>>>

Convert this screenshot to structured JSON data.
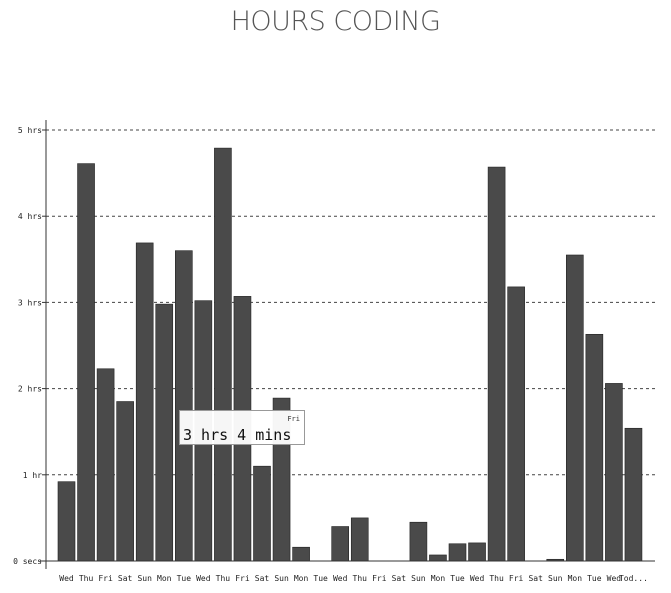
{
  "chart_data": {
    "type": "bar",
    "title": "HOURS CODING",
    "xlabel": "",
    "ylabel": "",
    "ylim": [
      0,
      5
    ],
    "y_ticks": [
      {
        "value": 0,
        "label": "0 secs"
      },
      {
        "value": 1,
        "label": "1 hr"
      },
      {
        "value": 2,
        "label": "2 hrs"
      },
      {
        "value": 3,
        "label": "3 hrs"
      },
      {
        "value": 4,
        "label": "4 hrs"
      },
      {
        "value": 5,
        "label": "5 hrs"
      }
    ],
    "grid": true,
    "categories": [
      "Wed",
      "Thu",
      "Fri",
      "Sat",
      "Sun",
      "Mon",
      "Tue",
      "Wed",
      "Thu",
      "Fri",
      "Sat",
      "Sun",
      "Mon",
      "Tue",
      "Wed",
      "Thu",
      "Fri",
      "Sat",
      "Sun",
      "Mon",
      "Tue",
      "Wed",
      "Thu",
      "Fri",
      "Sat",
      "Sun",
      "Mon",
      "Tue",
      "Wed",
      "Tod..."
    ],
    "values": [
      0.92,
      4.61,
      2.23,
      1.85,
      3.69,
      2.98,
      3.6,
      3.02,
      4.79,
      3.07,
      1.1,
      1.89,
      0.16,
      0.0,
      0.4,
      0.5,
      0.0,
      0.0,
      0.45,
      0.07,
      0.2,
      0.21,
      4.57,
      3.18,
      0.0,
      0.02,
      3.55,
      2.63,
      2.06,
      1.54
    ],
    "bar_color": "#4a4a4a",
    "tooltip": {
      "category": "Fri",
      "value_text": "3 hrs 4 mins"
    }
  }
}
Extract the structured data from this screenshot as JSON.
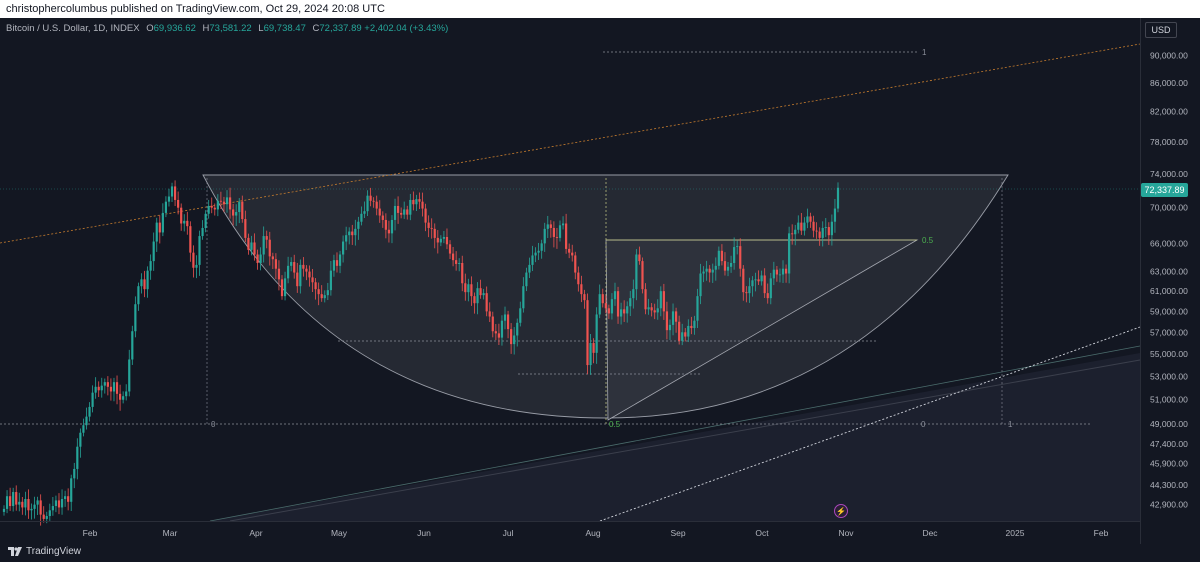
{
  "header": {
    "published": "christophercolumbus published on TradingView.com, Oct 29, 2024 20:08 UTC"
  },
  "legend": {
    "symbol": "Bitcoin / U.S. Dollar, 1D, INDEX",
    "open_label": "O",
    "open": "69,936.62",
    "high_label": "H",
    "high": "73,581.22",
    "low_label": "L",
    "low": "69,738.47",
    "close_label": "C",
    "close": "72,337.89",
    "change": "+2,402.04 (+3.43%)"
  },
  "price_axis": {
    "currency": "USD",
    "last_price": "72,337.89"
  },
  "footer": {
    "brand": "TradingView"
  },
  "colors": {
    "background": "#131722",
    "up": "#26a69a",
    "down": "#ef5350",
    "fib_label": "#4caf50",
    "trend_orange": "#ff9800"
  },
  "icons": [
    "tradingview-logo-icon",
    "idea-icon"
  ],
  "chart_data": {
    "type": "candlestick",
    "title": "Bitcoin / U.S. Dollar, 1D, INDEX",
    "x_ticks": [
      "Feb",
      "Mar",
      "Apr",
      "May",
      "Jun",
      "Jul",
      "Aug",
      "Sep",
      "Oct",
      "Nov",
      "Dec",
      "2025",
      "Feb"
    ],
    "y_ticks": [
      "90,000.00",
      "86,000.00",
      "82,000.00",
      "78,000.00",
      "74,000.00",
      "70,000.00",
      "66,000.00",
      "63,000.00",
      "61,000.00",
      "59,000.00",
      "57,000.00",
      "55,000.00",
      "53,000.00",
      "51,000.00",
      "49,000.00",
      "47,400.00",
      "45,900.00",
      "44,300.00",
      "42,900.00"
    ],
    "y_tick_values": [
      90000,
      86000,
      82000,
      78000,
      74000,
      70000,
      66000,
      63000,
      61000,
      59000,
      57000,
      55000,
      53000,
      51000,
      49000,
      47400,
      45900,
      44300,
      42900
    ],
    "y_scale": "log",
    "ylim": [
      41800,
      96000
    ],
    "series": [
      {
        "name": "BTCUSD",
        "closes": [
          42600,
          43500,
          42800,
          43800,
          42900,
          43100,
          42700,
          43300,
          42500,
          42600,
          42900,
          43200,
          42200,
          41900,
          42100,
          42500,
          42800,
          43200,
          42700,
          43300,
          43500,
          43100,
          44800,
          45500,
          47200,
          48300,
          48900,
          49600,
          50400,
          51600,
          52100,
          51800,
          52200,
          52500,
          52100,
          51700,
          52500,
          51500,
          51000,
          51300,
          51700,
          54500,
          57100,
          59700,
          61500,
          62200,
          61200,
          63100,
          64100,
          66200,
          68300,
          67200,
          69400,
          70700,
          71300,
          72500,
          70900,
          70000,
          68200,
          68500,
          67900,
          65000,
          63400,
          63700,
          66800,
          67700,
          69300,
          70200,
          70000,
          69800,
          70800,
          70700,
          70400,
          71200,
          69800,
          69100,
          69500,
          70700,
          68700,
          66600,
          65300,
          66100,
          64800,
          63900,
          64800,
          66800,
          66400,
          64600,
          64300,
          63300,
          62200,
          60500,
          62300,
          63600,
          64000,
          62900,
          61500,
          63700,
          63300,
          63000,
          62400,
          61900,
          61200,
          60700,
          60300,
          60600,
          61100,
          63100,
          64200,
          63600,
          64800,
          66200,
          66900,
          67300,
          66900,
          67600,
          68400,
          69300,
          69600,
          71400,
          70800,
          70700,
          69900,
          69100,
          68600,
          67500,
          67100,
          68600,
          70200,
          69400,
          69200,
          69800,
          69200,
          70900,
          70400,
          71000,
          70700,
          69900,
          68300,
          67700,
          67600,
          66600,
          66100,
          66500,
          66700,
          65900,
          64900,
          64200,
          63800,
          63900,
          61800,
          60900,
          61700,
          60500,
          59800,
          61300,
          60600,
          60800,
          59000,
          58500,
          57100,
          56900,
          56500,
          58100,
          58700,
          57300,
          55900,
          56700,
          57900,
          59300,
          61500,
          62900,
          63700,
          64700,
          65000,
          65200,
          66000,
          67600,
          68100,
          67700,
          66700,
          66600,
          68000,
          68200,
          65400,
          65000,
          64700,
          62900,
          61700,
          60700,
          60100,
          54000,
          56000,
          55100,
          58700,
          60700,
          59800,
          59300,
          58800,
          60200,
          61000,
          58500,
          59200,
          58800,
          59500,
          60300,
          61200,
          64800,
          64100,
          61200,
          59200,
          59400,
          59100,
          58900,
          59300,
          61000,
          59000,
          57200,
          57700,
          59000,
          58000,
          56200,
          57000,
          56600,
          57600,
          57400,
          58100,
          60500,
          62800,
          63000,
          63300,
          62900,
          63200,
          63600,
          65200,
          64100,
          63100,
          63500,
          63900,
          65600,
          65700,
          63300,
          60900,
          60800,
          61500,
          62100,
          62200,
          62000,
          62600,
          60800,
          60300,
          62300,
          63200,
          62700,
          62700,
          63300,
          62800,
          67100,
          67000,
          67500,
          68300,
          67400,
          68300,
          69000,
          68400,
          67400,
          67300,
          66600,
          67700,
          67800,
          66900,
          68400,
          69900,
          72337.89
        ]
      }
    ],
    "annotations": [
      "0",
      "0.5",
      "0.5",
      "0",
      "1",
      "1"
    ]
  }
}
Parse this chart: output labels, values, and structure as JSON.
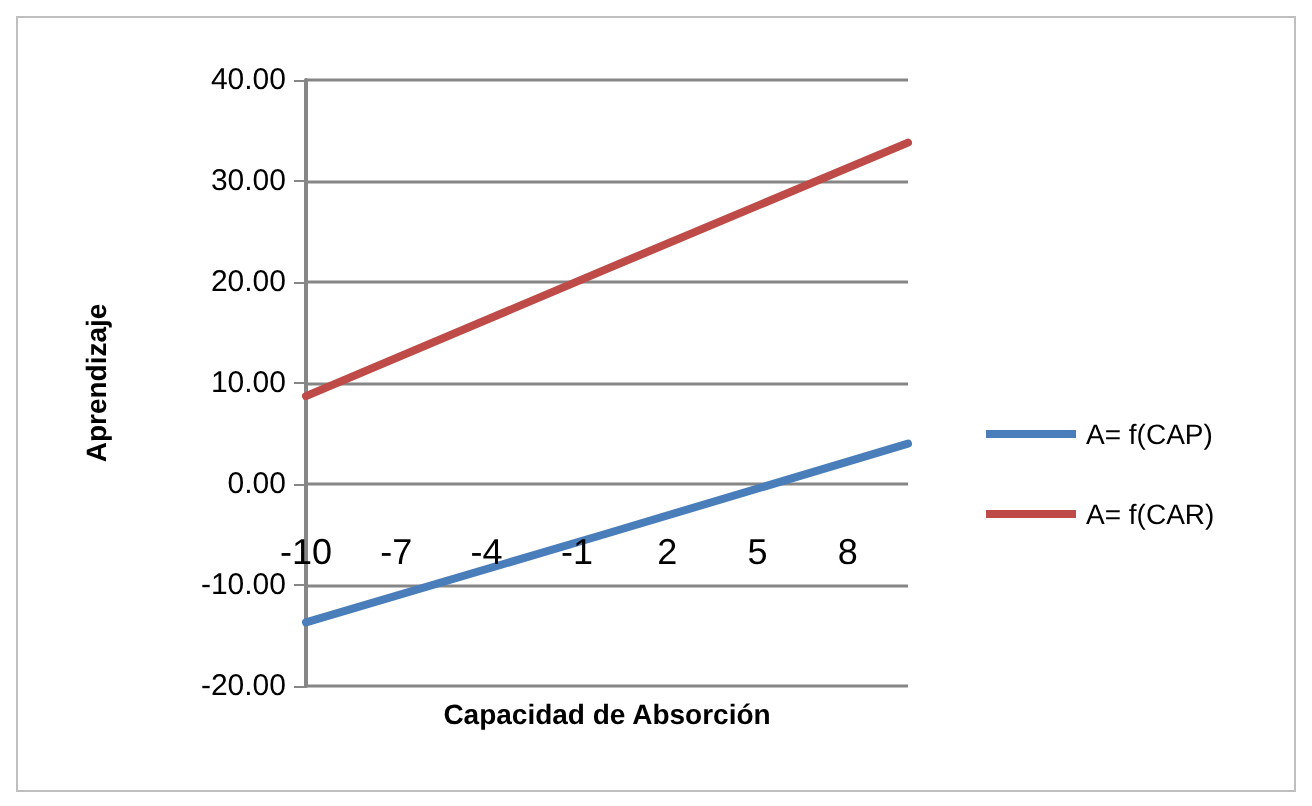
{
  "chart_data": {
    "type": "line",
    "xlabel": "Capacidad de Absorción",
    "ylabel": "Aprendizaje",
    "x": [
      -10,
      0,
      10
    ],
    "series": [
      {
        "name": "A= f(CAP)",
        "color": "#4a7ebb",
        "values": [
          -13.7,
          -4.9,
          4.0
        ]
      },
      {
        "name": "A= f(CAR)",
        "color": "#be4b48",
        "values": [
          8.7,
          21.3,
          33.8
        ]
      }
    ],
    "xlim": [
      -10,
      10
    ],
    "xticks": [
      -10,
      -7,
      -4,
      -1,
      2,
      5,
      8
    ],
    "ylim": [
      -20,
      40
    ],
    "yticks": [
      {
        "value": -20,
        "label": "-20.00"
      },
      {
        "value": -10,
        "label": "-10.00"
      },
      {
        "value": 0,
        "label": "0.00"
      },
      {
        "value": 10,
        "label": "10.00"
      },
      {
        "value": 20,
        "label": "20.00"
      },
      {
        "value": 30,
        "label": "30.00"
      },
      {
        "value": 40,
        "label": "40.00"
      }
    ],
    "grid": "y",
    "legend": "right",
    "marker": "none",
    "line_style": "solid"
  }
}
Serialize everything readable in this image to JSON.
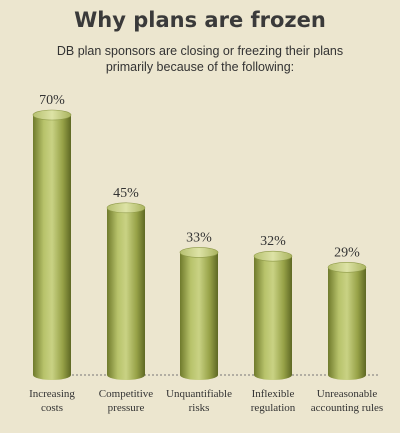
{
  "chart_data": {
    "type": "bar",
    "title": "Why plans are frozen",
    "subtitle": "DB plan sponsors are closing or freezing their plans primarily because of the following:",
    "categories": [
      [
        "Increasing",
        "costs"
      ],
      [
        "Competitive",
        "pressure"
      ],
      [
        "Unquantifiable",
        "risks"
      ],
      [
        "Inflexible",
        "regulation"
      ],
      [
        "Unreasonable",
        "accounting rules"
      ]
    ],
    "values": [
      70,
      45,
      33,
      32,
      29
    ],
    "data_labels": [
      "70%",
      "45%",
      "33%",
      "32%",
      "29%"
    ],
    "ylim": [
      0,
      70
    ],
    "grid": false,
    "colors": {
      "bar": "#a9b45a",
      "background": "#ece6cf",
      "text": "#333333"
    }
  }
}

<<<

Exercise
Return all lines of the material above in which the word "xlabel" occurs.

Task response
    "xlabel": "",
    "xlabel": "Capacidad de Absorción",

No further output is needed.